Set task: Below are records; extract exactly the lines from the one with "Serialize everything readable" through the final line, including both, but drop the pictures.

━━━ Information provided ━━━

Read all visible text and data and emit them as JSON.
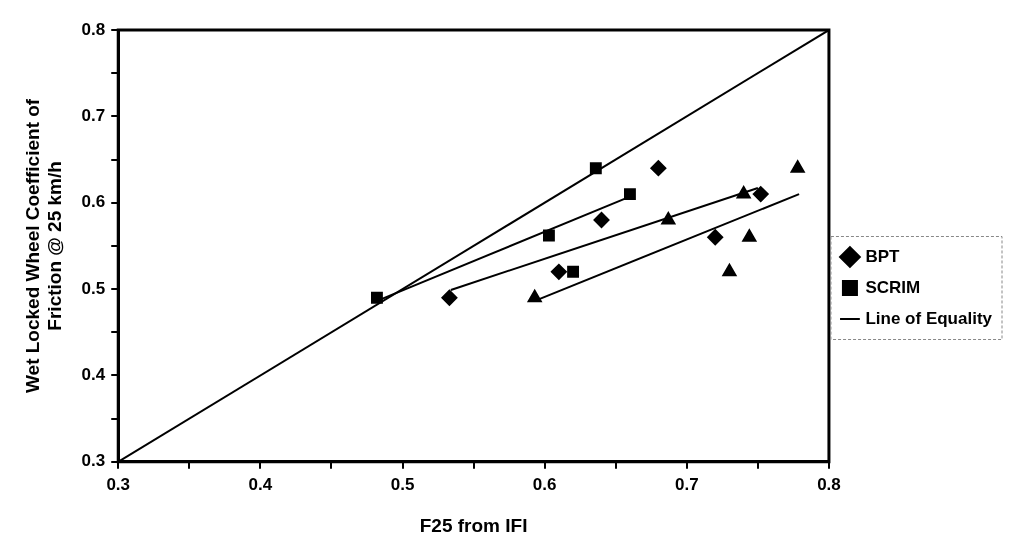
{
  "chart_data": {
    "type": "scatter",
    "xlabel": "F25 from IFI",
    "ylabel": "Wet Locked Wheel Coefficient of\nFriction @ 25 km/h",
    "xlim": [
      0.3,
      0.8
    ],
    "ylim": [
      0.3,
      0.8
    ],
    "xticks": [
      0.3,
      {
        "value": 0.35,
        "label": null
      },
      0.4,
      {
        "value": 0.45,
        "label": null
      },
      0.5,
      {
        "value": 0.55,
        "label": null
      },
      0.6,
      {
        "value": 0.65,
        "label": null
      },
      0.7,
      {
        "value": 0.75,
        "label": null
      },
      0.8
    ],
    "yticks": [
      0.3,
      {
        "value": 0.35,
        "label": null
      },
      0.4,
      {
        "value": 0.45,
        "label": null
      },
      0.5,
      {
        "value": 0.55,
        "label": null
      },
      0.6,
      {
        "value": 0.65,
        "label": null
      },
      0.7,
      {
        "value": 0.75,
        "label": null
      },
      0.8
    ],
    "grid": false,
    "legend": "right",
    "series": [
      {
        "name": "BPT",
        "marker": "diamond",
        "color": "#000000",
        "x": [
          0.533,
          0.61,
          0.64,
          0.68,
          0.72,
          0.752
        ],
        "values": [
          0.49,
          0.52,
          0.58,
          0.64,
          0.56,
          0.61
        ]
      },
      {
        "name": "SCRIM",
        "marker": "square",
        "color": "#000000",
        "x": [
          0.482,
          0.603,
          0.62,
          0.636,
          0.66
        ],
        "values": [
          0.49,
          0.562,
          0.52,
          0.64,
          0.61
        ]
      },
      {
        "marker": "triangle",
        "color": "#000000",
        "x": [
          0.593,
          0.687,
          0.73,
          0.74,
          0.744,
          0.778
        ],
        "values": [
          0.49,
          0.58,
          0.52,
          0.61,
          0.56,
          0.64
        ]
      },
      {
        "name": "Line of Equality",
        "type": "line",
        "marker": "none",
        "line_style": "solid",
        "color": "#000000",
        "x": [
          0.3,
          0.8
        ],
        "values": [
          0.3,
          0.8
        ]
      },
      {
        "type": "line",
        "marker": "none",
        "line_style": "solid",
        "color": "#000000",
        "x": [
          0.534,
          0.75
        ],
        "values": [
          0.499,
          0.617
        ]
      },
      {
        "type": "line",
        "marker": "none",
        "line_style": "solid",
        "color": "#000000",
        "x": [
          0.483,
          0.66
        ],
        "values": [
          0.487,
          0.607
        ]
      },
      {
        "type": "line",
        "marker": "none",
        "line_style": "solid",
        "color": "#000000",
        "x": [
          0.594,
          0.779
        ],
        "values": [
          0.487,
          0.61
        ]
      }
    ]
  }
}
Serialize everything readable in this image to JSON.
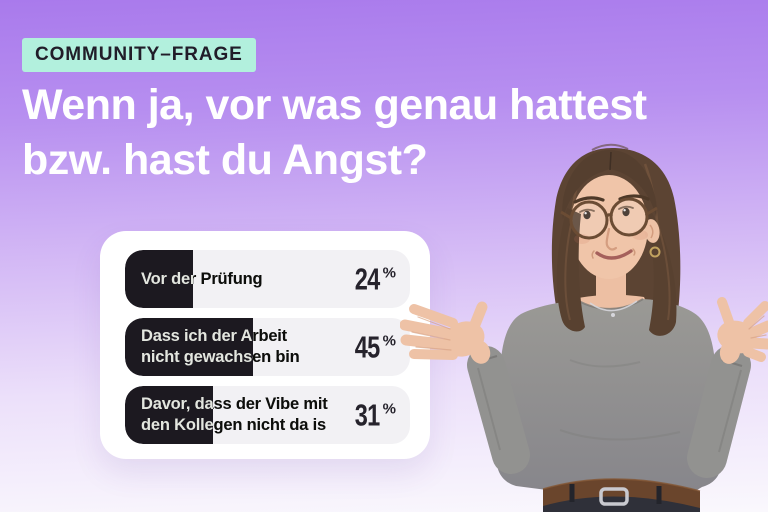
{
  "badge": {
    "label": "COMMUNITY–FRAGE"
  },
  "heading": {
    "lines": [
      "Wenn ja, vor was genau hattest",
      "bzw. hast du Angst?"
    ]
  },
  "poll": {
    "rows": [
      {
        "label_lines": [
          "Vor der Prüfung"
        ],
        "value": 24,
        "value_label": "24",
        "unit": "%"
      },
      {
        "label_lines": [
          "Dass ich der Arbeit",
          "nicht gewachsen bin"
        ],
        "value": 45,
        "value_label": "45",
        "unit": "%"
      },
      {
        "label_lines": [
          "Davor, dass der Vibe mit",
          "den Kollegen nicht da is"
        ],
        "value": 31,
        "value_label": "31",
        "unit": "%"
      }
    ]
  },
  "chart_data": {
    "type": "bar",
    "orientation": "horizontal",
    "title": "Wenn ja, vor was genau hattest bzw. hast du Angst?",
    "categories": [
      "Vor der Prüfung",
      "Dass ich der Arbeit nicht gewachsen bin",
      "Davor, dass der Vibe mit den Kollegen nicht da is"
    ],
    "values": [
      24,
      45,
      31
    ],
    "unit": "%",
    "xlim": [
      0,
      100
    ],
    "grid": false,
    "legend": false,
    "bar_color": "#1c1920",
    "track_color": "#f2f1f4"
  },
  "illustration": {
    "name": "woman-shrugging-cutout",
    "description": "Young woman with round glasses, brown half-up hair and gray long-sleeve top shrugging with both palms up, wearing dark jeans with brown belt"
  },
  "colors": {
    "background_top": "#a97aec",
    "background_bottom": "#faf8fd",
    "badge_bg": "#b2f0dd",
    "badge_text": "#211d29",
    "heading_text": "#ffffff",
    "card_bg": "#ffffff",
    "row_bg": "#f2f1f4",
    "bar_fill": "#1c1920",
    "percent_text": "#26232c"
  }
}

━━━

Task answer:
Serialize everything readable in this image to JSON.
{
  "badge": {
    "label": "COMMUNITY–FRAGE"
  },
  "heading": {
    "lines": [
      "Wenn ja, vor was genau hattest",
      "bzw. hast du Angst?"
    ]
  },
  "poll": {
    "rows": [
      {
        "label_lines": [
          "Vor der Prüfung"
        ],
        "value": 24,
        "value_label": "24",
        "unit": "%"
      },
      {
        "label_lines": [
          "Dass ich der Arbeit",
          "nicht gewachsen bin"
        ],
        "value": 45,
        "value_label": "45",
        "unit": "%"
      },
      {
        "label_lines": [
          "Davor, dass der Vibe mit",
          "den Kollegen nicht da is"
        ],
        "value": 31,
        "value_label": "31",
        "unit": "%"
      }
    ]
  },
  "chart_data": {
    "type": "bar",
    "orientation": "horizontal",
    "title": "Wenn ja, vor was genau hattest bzw. hast du Angst?",
    "categories": [
      "Vor der Prüfung",
      "Dass ich der Arbeit nicht gewachsen bin",
      "Davor, dass der Vibe mit den Kollegen nicht da is"
    ],
    "values": [
      24,
      45,
      31
    ],
    "unit": "%",
    "xlim": [
      0,
      100
    ],
    "grid": false,
    "legend": false,
    "bar_color": "#1c1920",
    "track_color": "#f2f1f4"
  },
  "illustration": {
    "name": "woman-shrugging-cutout",
    "description": "Young woman with round glasses, brown half-up hair and gray long-sleeve top shrugging with both palms up, wearing dark jeans with brown belt"
  },
  "colors": {
    "background_top": "#a97aec",
    "background_bottom": "#faf8fd",
    "badge_bg": "#b2f0dd",
    "badge_text": "#211d29",
    "heading_text": "#ffffff",
    "card_bg": "#ffffff",
    "row_bg": "#f2f1f4",
    "bar_fill": "#1c1920",
    "percent_text": "#26232c"
  }
}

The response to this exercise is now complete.